# [TASK PROMPT]
List every line below containing "сведений".

####

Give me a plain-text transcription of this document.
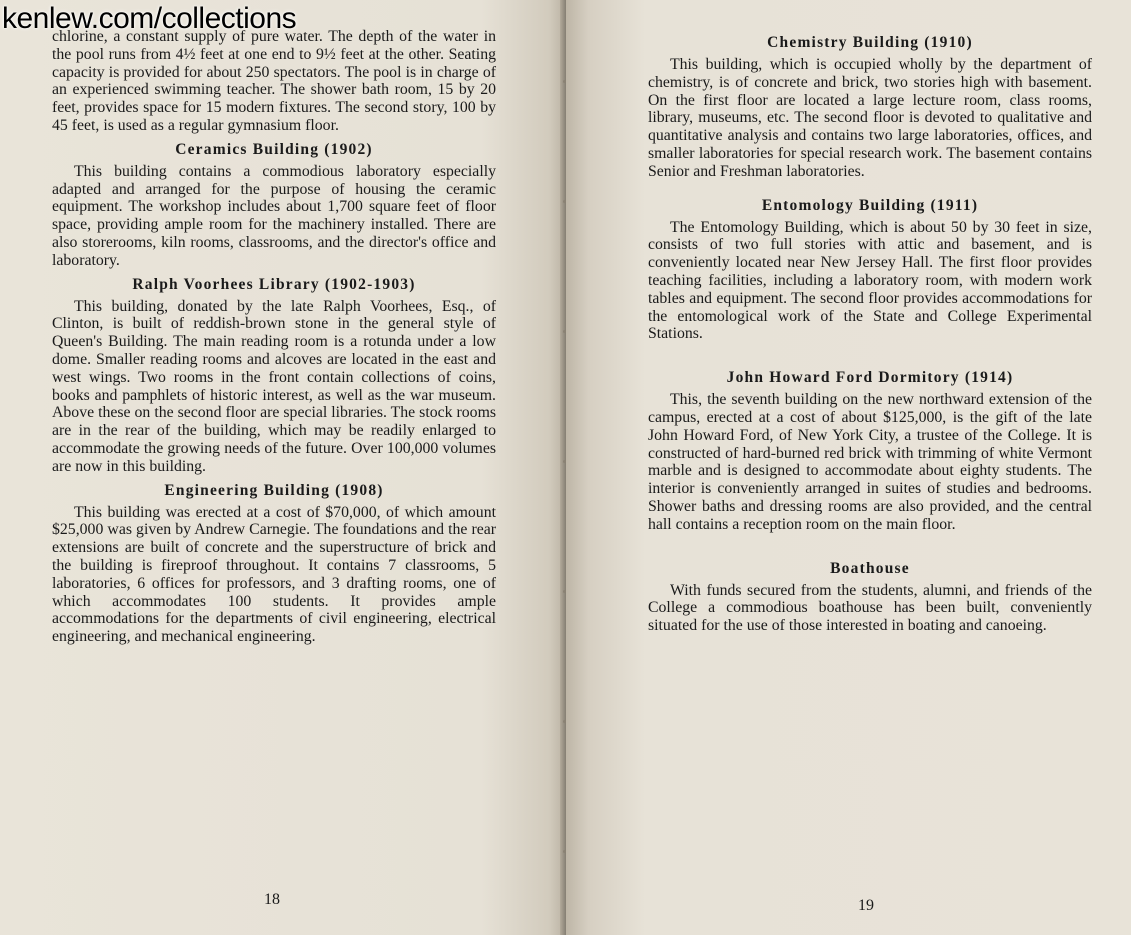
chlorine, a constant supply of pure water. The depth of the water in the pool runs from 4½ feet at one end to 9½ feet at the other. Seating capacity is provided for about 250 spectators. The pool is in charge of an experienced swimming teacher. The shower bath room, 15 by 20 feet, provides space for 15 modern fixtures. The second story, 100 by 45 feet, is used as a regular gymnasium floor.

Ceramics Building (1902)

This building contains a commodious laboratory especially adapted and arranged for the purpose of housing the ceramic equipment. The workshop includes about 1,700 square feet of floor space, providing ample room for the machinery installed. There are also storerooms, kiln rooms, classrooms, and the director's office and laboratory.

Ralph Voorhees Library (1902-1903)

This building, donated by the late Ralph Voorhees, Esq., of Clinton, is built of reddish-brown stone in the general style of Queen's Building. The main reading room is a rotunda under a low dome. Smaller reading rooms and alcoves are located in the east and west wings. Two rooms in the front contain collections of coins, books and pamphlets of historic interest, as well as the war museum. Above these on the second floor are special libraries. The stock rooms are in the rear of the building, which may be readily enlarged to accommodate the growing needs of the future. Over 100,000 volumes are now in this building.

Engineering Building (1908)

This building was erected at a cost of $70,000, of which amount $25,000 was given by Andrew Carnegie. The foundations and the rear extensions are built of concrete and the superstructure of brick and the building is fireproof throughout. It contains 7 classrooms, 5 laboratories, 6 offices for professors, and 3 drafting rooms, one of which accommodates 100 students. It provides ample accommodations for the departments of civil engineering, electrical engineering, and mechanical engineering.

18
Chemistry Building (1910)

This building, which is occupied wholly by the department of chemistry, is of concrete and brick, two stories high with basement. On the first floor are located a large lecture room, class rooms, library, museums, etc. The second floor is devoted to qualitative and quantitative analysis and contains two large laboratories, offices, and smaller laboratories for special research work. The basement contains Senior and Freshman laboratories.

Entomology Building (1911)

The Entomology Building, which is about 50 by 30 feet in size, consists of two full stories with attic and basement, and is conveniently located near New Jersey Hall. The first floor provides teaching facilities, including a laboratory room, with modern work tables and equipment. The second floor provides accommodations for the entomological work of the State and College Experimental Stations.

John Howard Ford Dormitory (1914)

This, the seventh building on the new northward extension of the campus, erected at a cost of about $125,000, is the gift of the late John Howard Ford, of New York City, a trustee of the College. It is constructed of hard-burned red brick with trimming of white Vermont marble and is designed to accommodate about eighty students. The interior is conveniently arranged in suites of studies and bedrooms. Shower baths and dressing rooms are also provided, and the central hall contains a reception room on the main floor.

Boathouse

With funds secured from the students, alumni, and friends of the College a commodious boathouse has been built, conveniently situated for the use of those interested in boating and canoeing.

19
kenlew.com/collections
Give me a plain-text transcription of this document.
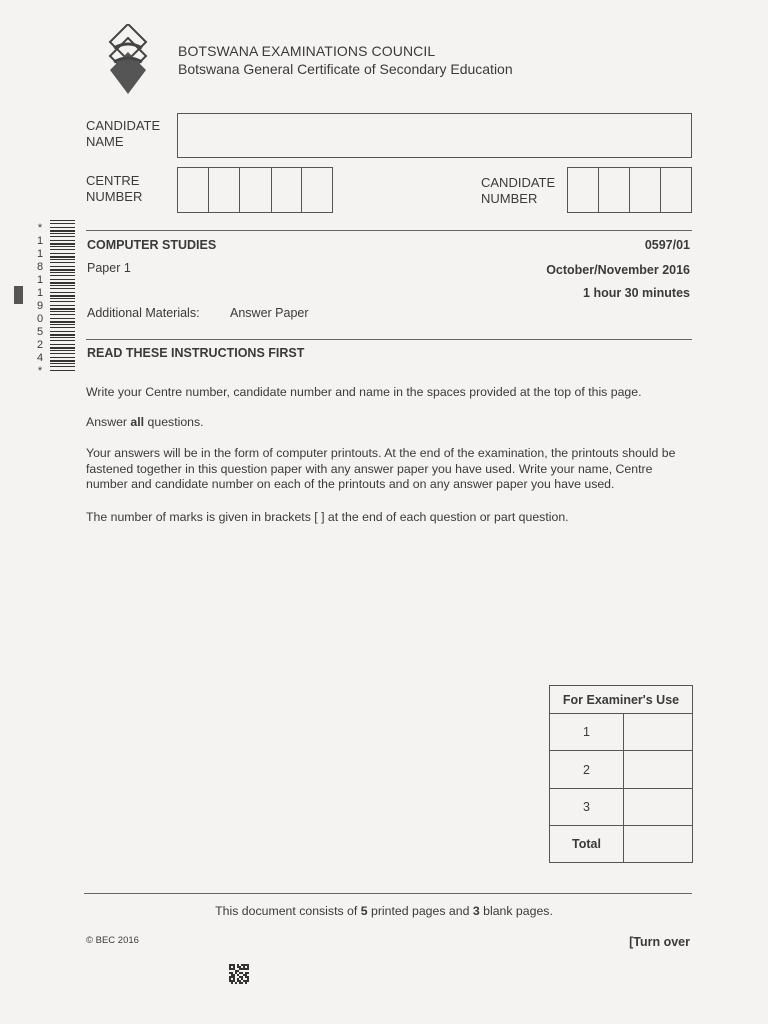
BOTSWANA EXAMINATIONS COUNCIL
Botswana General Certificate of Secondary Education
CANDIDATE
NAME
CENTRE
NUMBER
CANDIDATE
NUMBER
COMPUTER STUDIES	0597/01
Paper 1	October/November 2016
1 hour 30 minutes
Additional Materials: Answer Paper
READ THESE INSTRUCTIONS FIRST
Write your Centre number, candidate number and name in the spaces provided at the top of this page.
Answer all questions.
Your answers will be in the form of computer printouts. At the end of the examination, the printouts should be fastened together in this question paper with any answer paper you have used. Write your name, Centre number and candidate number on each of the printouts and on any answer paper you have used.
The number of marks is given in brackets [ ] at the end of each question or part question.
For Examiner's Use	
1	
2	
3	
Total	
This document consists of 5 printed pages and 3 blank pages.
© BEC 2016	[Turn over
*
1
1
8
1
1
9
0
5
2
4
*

####

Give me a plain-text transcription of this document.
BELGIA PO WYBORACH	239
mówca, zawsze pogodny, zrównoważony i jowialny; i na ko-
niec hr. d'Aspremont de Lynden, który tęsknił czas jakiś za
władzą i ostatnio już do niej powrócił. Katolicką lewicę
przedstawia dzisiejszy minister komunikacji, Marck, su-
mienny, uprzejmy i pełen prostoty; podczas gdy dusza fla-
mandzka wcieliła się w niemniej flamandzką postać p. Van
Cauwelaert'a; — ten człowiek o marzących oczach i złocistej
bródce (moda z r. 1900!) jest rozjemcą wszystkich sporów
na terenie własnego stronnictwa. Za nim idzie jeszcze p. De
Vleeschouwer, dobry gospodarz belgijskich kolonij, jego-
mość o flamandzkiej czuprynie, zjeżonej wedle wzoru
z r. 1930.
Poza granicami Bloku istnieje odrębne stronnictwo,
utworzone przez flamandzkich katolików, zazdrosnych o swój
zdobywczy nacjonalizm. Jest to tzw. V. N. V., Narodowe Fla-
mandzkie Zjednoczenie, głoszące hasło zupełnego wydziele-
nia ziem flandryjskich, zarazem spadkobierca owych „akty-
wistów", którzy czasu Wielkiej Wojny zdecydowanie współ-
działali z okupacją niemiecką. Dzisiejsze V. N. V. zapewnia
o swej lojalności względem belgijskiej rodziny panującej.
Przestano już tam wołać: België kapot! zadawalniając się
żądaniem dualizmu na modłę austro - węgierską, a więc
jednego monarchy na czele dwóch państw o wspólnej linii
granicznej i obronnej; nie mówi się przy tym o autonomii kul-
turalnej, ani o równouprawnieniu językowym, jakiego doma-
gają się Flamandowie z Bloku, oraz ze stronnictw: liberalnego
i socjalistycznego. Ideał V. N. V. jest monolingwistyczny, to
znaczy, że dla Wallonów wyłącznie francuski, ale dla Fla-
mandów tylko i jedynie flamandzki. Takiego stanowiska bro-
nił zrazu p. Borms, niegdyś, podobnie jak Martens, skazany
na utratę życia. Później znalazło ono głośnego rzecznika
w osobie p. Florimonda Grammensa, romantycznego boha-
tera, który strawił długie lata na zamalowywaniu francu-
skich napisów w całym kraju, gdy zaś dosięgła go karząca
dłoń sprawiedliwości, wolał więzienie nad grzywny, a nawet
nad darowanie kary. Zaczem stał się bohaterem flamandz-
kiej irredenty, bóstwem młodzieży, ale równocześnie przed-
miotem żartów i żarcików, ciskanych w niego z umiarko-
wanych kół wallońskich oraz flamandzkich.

####

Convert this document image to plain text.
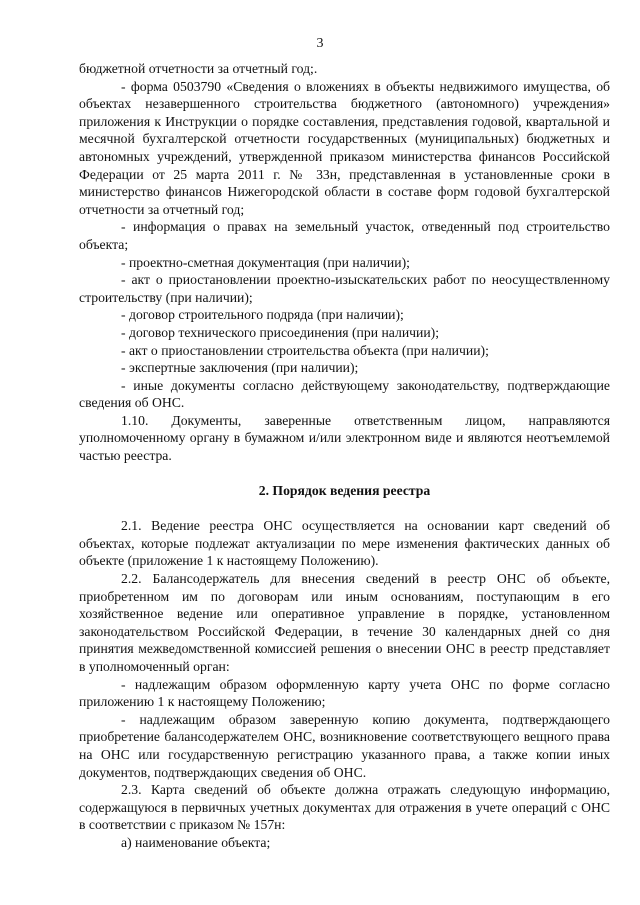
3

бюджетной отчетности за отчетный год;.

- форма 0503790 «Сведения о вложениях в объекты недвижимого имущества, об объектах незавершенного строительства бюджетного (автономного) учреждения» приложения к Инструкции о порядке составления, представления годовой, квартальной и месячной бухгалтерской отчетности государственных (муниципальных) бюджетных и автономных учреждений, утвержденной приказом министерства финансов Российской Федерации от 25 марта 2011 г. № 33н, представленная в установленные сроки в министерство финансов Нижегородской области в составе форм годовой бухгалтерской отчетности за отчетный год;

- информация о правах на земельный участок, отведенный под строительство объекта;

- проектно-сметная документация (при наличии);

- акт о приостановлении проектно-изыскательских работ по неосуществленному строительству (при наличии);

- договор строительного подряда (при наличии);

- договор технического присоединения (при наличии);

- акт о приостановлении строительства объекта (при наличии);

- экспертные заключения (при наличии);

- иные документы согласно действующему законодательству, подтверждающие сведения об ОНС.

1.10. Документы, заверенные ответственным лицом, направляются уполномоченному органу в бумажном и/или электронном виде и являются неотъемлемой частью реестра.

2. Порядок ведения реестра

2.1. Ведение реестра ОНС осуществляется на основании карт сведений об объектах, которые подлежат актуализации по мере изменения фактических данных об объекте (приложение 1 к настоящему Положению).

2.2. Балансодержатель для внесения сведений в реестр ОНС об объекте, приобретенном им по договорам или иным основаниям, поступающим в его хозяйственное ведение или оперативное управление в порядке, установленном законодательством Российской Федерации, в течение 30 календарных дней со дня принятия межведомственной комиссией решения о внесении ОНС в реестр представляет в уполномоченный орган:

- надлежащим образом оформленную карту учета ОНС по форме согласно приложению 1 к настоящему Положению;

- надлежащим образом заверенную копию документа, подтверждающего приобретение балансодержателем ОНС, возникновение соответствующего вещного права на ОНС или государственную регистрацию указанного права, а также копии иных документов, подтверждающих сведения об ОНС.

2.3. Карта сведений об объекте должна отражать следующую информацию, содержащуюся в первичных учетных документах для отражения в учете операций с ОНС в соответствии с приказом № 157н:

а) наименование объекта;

####

# [COMPLETE OUTPUT]
2.1. Ведение реестра ОНС осуществляется на основании карт сведений об объектах, которые подлежат актуализации по мере изменения фактических данных об объекте (приложение 1 к настоящему Положению).
2.2. Балансодержатель для внесения сведений в реестр ОНС об объекте, приобретенном им по договорам или иным основаниям, поступающим в его хозяйственное ведение или оперативное управление в порядке, установленном законодательством Российской Федерации, в течение 30 календарных дней со дня принятия межведомственной комиссией решения о внесении ОНС в реестр представляет в уполномоченный орган:
2.3. Карта сведений об объекте должна отражать следующую информацию, содержащуюся в первичных учетных документах для отражения в учете операций с ОНС в соответствии с приказом № 157н:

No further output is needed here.